(Stored items)
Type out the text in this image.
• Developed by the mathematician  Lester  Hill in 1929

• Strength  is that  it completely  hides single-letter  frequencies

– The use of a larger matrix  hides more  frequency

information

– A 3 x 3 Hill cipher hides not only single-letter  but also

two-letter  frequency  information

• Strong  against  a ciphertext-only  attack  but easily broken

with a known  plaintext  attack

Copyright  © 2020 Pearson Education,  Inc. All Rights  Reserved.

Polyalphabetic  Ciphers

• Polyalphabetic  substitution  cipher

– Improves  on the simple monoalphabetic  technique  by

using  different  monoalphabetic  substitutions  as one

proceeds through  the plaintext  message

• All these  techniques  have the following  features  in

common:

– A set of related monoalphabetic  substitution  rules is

— Given request —
Output all of the data again, exactly.

— Answer in full —
Type out the text in this image.
• Developed by the mathematician  Lester  Hill in 1929

• Strength  is that  it completely  hides single-letter  frequencies

– The use of a larger matrix  hides more  frequency

information

– A 3 x 3 Hill cipher hides not only single-letter  but also

two-letter  frequency  information

• Strong  against  a ciphertext-only  attack  but easily broken

with a known  plaintext  attack

Copyright  © 2020 Pearson Education,  Inc. All Rights  Reserved.

Polyalphabetic  Ciphers

• Polyalphabetic  substitution  cipher

– Improves  on the simple monoalphabetic  technique  by

using  different  monoalphabetic  substitutions  as one

proceeds through  the plaintext  message

• All these  techniques  have the following  features  in

common:

– A set of related monoalphabetic  substitution  rules is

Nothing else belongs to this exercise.